Element location listings

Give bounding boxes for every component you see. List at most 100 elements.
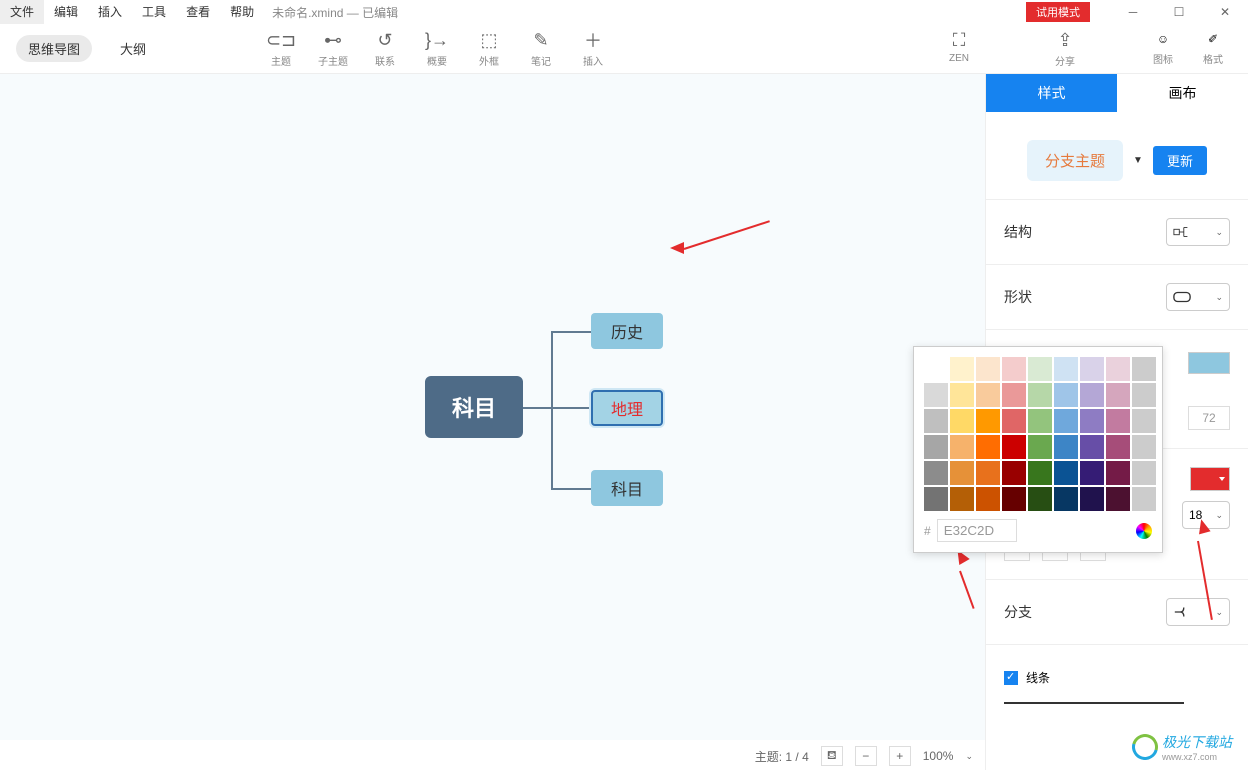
map-overview-button[interactable]: ⛾: [821, 746, 843, 766]
trial-badge[interactable]: 试用模式: [1026, 2, 1090, 22]
color-swatch[interactable]: [1028, 461, 1052, 485]
color-swatch[interactable]: [1054, 487, 1078, 511]
zoom-in-button[interactable]: +: [889, 746, 911, 766]
maximize-button[interactable]: ☐: [1156, 0, 1202, 24]
color-swatch[interactable]: [976, 357, 1000, 381]
color-swatch[interactable]: [1080, 383, 1104, 407]
menu-file[interactable]: 文件: [0, 0, 44, 24]
color-swatch[interactable]: [1106, 435, 1130, 459]
line-style-preview[interactable]: [1004, 702, 1184, 704]
menu-tools[interactable]: 工具: [132, 0, 176, 24]
color-swatch[interactable]: [1054, 461, 1078, 485]
color-swatch[interactable]: [1002, 409, 1026, 433]
color-swatch[interactable]: [1054, 409, 1078, 433]
color-swatch[interactable]: [1028, 435, 1052, 459]
tab-outline[interactable]: 大纲: [108, 35, 158, 62]
chevron-down-icon[interactable]: ▼: [1133, 155, 1143, 166]
line-checkbox[interactable]: [1004, 671, 1018, 685]
subtopic-1[interactable]: 历史: [591, 313, 663, 349]
color-swatch[interactable]: [1132, 435, 1156, 459]
menu-insert[interactable]: 插入: [88, 0, 132, 24]
color-swatch[interactable]: [924, 435, 948, 459]
color-swatch[interactable]: [1080, 357, 1104, 381]
color-swatch[interactable]: [950, 409, 974, 433]
color-swatch[interactable]: [1106, 461, 1130, 485]
color-swatch[interactable]: [950, 383, 974, 407]
boundary-button[interactable]: ⬚外框: [466, 29, 512, 68]
color-swatch[interactable]: [1054, 435, 1078, 459]
fill-color-swatch[interactable]: [1188, 352, 1230, 374]
color-swatch[interactable]: [976, 487, 1000, 511]
color-swatch[interactable]: [1028, 409, 1052, 433]
central-topic[interactable]: 科目: [425, 376, 523, 438]
font-color-swatch[interactable]: [1190, 467, 1230, 491]
color-swatch[interactable]: [1054, 357, 1078, 381]
structure-selector[interactable]: ⌄: [1166, 218, 1230, 246]
zen-button[interactable]: ⛶ZEN: [936, 29, 982, 68]
icon-tab-label[interactable]: 图标: [1153, 51, 1173, 66]
insert-button[interactable]: ＋插入: [570, 29, 616, 68]
border-width-input[interactable]: 72: [1188, 406, 1230, 430]
color-swatch[interactable]: [976, 461, 1000, 485]
zoom-level[interactable]: 100%: [923, 749, 954, 763]
topic-button[interactable]: ⊂⊐主题: [258, 29, 304, 68]
color-swatch[interactable]: [976, 435, 1000, 459]
color-swatch[interactable]: [924, 357, 948, 381]
tab-mindmap[interactable]: 思维导图: [16, 35, 92, 62]
format-brush-icon[interactable]: ✐: [1203, 29, 1223, 49]
tab-canvas[interactable]: 画布: [1117, 74, 1248, 112]
color-swatch[interactable]: [950, 461, 974, 485]
color-swatch[interactable]: [1080, 409, 1104, 433]
emoji-icon[interactable]: ☺: [1153, 29, 1173, 49]
color-swatch[interactable]: [1106, 357, 1130, 381]
color-swatch[interactable]: [976, 383, 1000, 407]
color-swatch[interactable]: [924, 487, 948, 511]
color-swatch[interactable]: [1002, 383, 1026, 407]
color-swatch[interactable]: [1080, 461, 1104, 485]
format-tab-label[interactable]: 格式: [1203, 51, 1223, 66]
color-swatch[interactable]: [1002, 435, 1026, 459]
summary-button[interactable]: }→概要: [414, 29, 460, 68]
color-swatch[interactable]: [1132, 357, 1156, 381]
color-swatch[interactable]: [1132, 461, 1156, 485]
color-swatch[interactable]: [1106, 383, 1130, 407]
color-swatch[interactable]: [1028, 357, 1052, 381]
color-swatch[interactable]: [976, 409, 1000, 433]
color-swatch[interactable]: [1132, 409, 1156, 433]
menu-view[interactable]: 查看: [176, 0, 220, 24]
color-swatch[interactable]: [1054, 383, 1078, 407]
chevron-down-icon[interactable]: ⌄: [965, 751, 973, 762]
color-swatch[interactable]: [924, 461, 948, 485]
color-swatch[interactable]: [1028, 487, 1052, 511]
canvas[interactable]: 科目 历史 地理 科目: [0, 74, 985, 740]
color-swatch[interactable]: [1132, 487, 1156, 511]
subtopic-3[interactable]: 科目: [591, 470, 663, 506]
color-swatch[interactable]: [1002, 487, 1026, 511]
tab-style[interactable]: 样式: [986, 74, 1117, 112]
menu-help[interactable]: 帮助: [220, 0, 264, 24]
menu-edit[interactable]: 编辑: [44, 0, 88, 24]
color-swatch[interactable]: [924, 383, 948, 407]
share-button[interactable]: ⇪分享: [1042, 29, 1088, 68]
subtopic-button[interactable]: ⊷子主题: [310, 29, 356, 68]
color-swatch[interactable]: [950, 487, 974, 511]
color-wheel-icon[interactable]: [1136, 523, 1152, 539]
hex-input[interactable]: [937, 519, 1017, 542]
color-swatch[interactable]: [950, 357, 974, 381]
color-swatch[interactable]: [1106, 487, 1130, 511]
color-swatch[interactable]: [1028, 383, 1052, 407]
color-swatch[interactable]: [1002, 461, 1026, 485]
note-button[interactable]: ✎笔记: [518, 29, 564, 68]
branch-style-selector[interactable]: ⌄: [1166, 598, 1230, 626]
color-swatch[interactable]: [1080, 435, 1104, 459]
topic-type-selector[interactable]: 分支主题: [1027, 140, 1123, 181]
zoom-out-button[interactable]: −: [855, 746, 877, 766]
update-button[interactable]: 更新: [1153, 146, 1207, 175]
subtopic-2-selected[interactable]: 地理: [591, 390, 663, 426]
color-swatch[interactable]: [924, 409, 948, 433]
relation-button[interactable]: ↺联系: [362, 29, 408, 68]
shape-selector[interactable]: ⌄: [1166, 283, 1230, 311]
color-swatch[interactable]: [1132, 383, 1156, 407]
color-swatch[interactable]: [1080, 487, 1104, 511]
color-swatch[interactable]: [1106, 409, 1130, 433]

• _Exercise task_
Can you rewrite everything in the listing from the line containing "map-overview-button[interactable]: ⛾: [821, 746, 843, 766]" down to the line containing "border-width-input[interactable]: 72: [1188, 406, 1230, 430]", changing "interactable" to "clickable" and leaving everything else as it is?

• _Written solution_
map-overview-button[clickable]: ⛾: [821, 746, 843, 766]
trial-badge[clickable]: 试用模式: [1026, 2, 1090, 22]
color-swatch[clickable]: [1028, 461, 1052, 485]
color-swatch[clickable]: [1054, 487, 1078, 511]
zoom-in-button[clickable]: +: [889, 746, 911, 766]
maximize-button[clickable]: ☐: [1156, 0, 1202, 24]
color-swatch[clickable]: [976, 357, 1000, 381]
color-swatch[clickable]: [1080, 383, 1104, 407]
menu-file[clickable]: 文件: [0, 0, 44, 24]
color-swatch[clickable]: [1106, 435, 1130, 459]
line-style-preview[clickable]: [1004, 702, 1184, 704]
menu-tools[clickable]: 工具: [132, 0, 176, 24]
color-swatch[clickable]: [1054, 461, 1078, 485]
color-swatch[clickable]: [1002, 409, 1026, 433]
color-swatch[clickable]: [1054, 409, 1078, 433]
color-swatch[clickable]: [1028, 435, 1052, 459]
tab-outline[clickable]: 大纲: [108, 35, 158, 62]
chevron-down-icon[clickable]: ▼: [1133, 155, 1143, 166]
line-checkbox[clickable]: [1004, 671, 1018, 685]
subtopic-1[clickable]: 历史: [591, 313, 663, 349]
color-swatch[clickable]: [1132, 435, 1156, 459]
menu-insert[clickable]: 插入: [88, 0, 132, 24]
color-swatch[clickable]: [924, 435, 948, 459]
color-swatch[clickable]: [1080, 357, 1104, 381]
color-swatch[clickable]: [950, 409, 974, 433]
color-swatch[clickable]: [1106, 461, 1130, 485]
color-swatch[clickable]: [950, 383, 974, 407]
boundary-button[clickable]: ⬚外框: [466, 29, 512, 68]
color-swatch[clickable]: [1054, 435, 1078, 459]
fill-color-swatch[clickable]: [1188, 352, 1230, 374]
color-swatch[clickable]: [976, 487, 1000, 511]
color-swatch[clickable]: [1028, 409, 1052, 433]
central-topic[clickable]: 科目: [425, 376, 523, 438]
font-color-swatch[clickable]: [1190, 467, 1230, 491]
color-swatch[clickable]: [1054, 357, 1078, 381]
structure-selector[clickable]: ⌄: [1166, 218, 1230, 246]
zen-button[clickable]: ⛶ZEN: [936, 29, 982, 68]
icon-tab-label[clickable]: 图标: [1153, 51, 1173, 66]
insert-button[clickable]: ＋插入: [570, 29, 616, 68]
border-width-input[clickable]: 72: [1188, 406, 1230, 430]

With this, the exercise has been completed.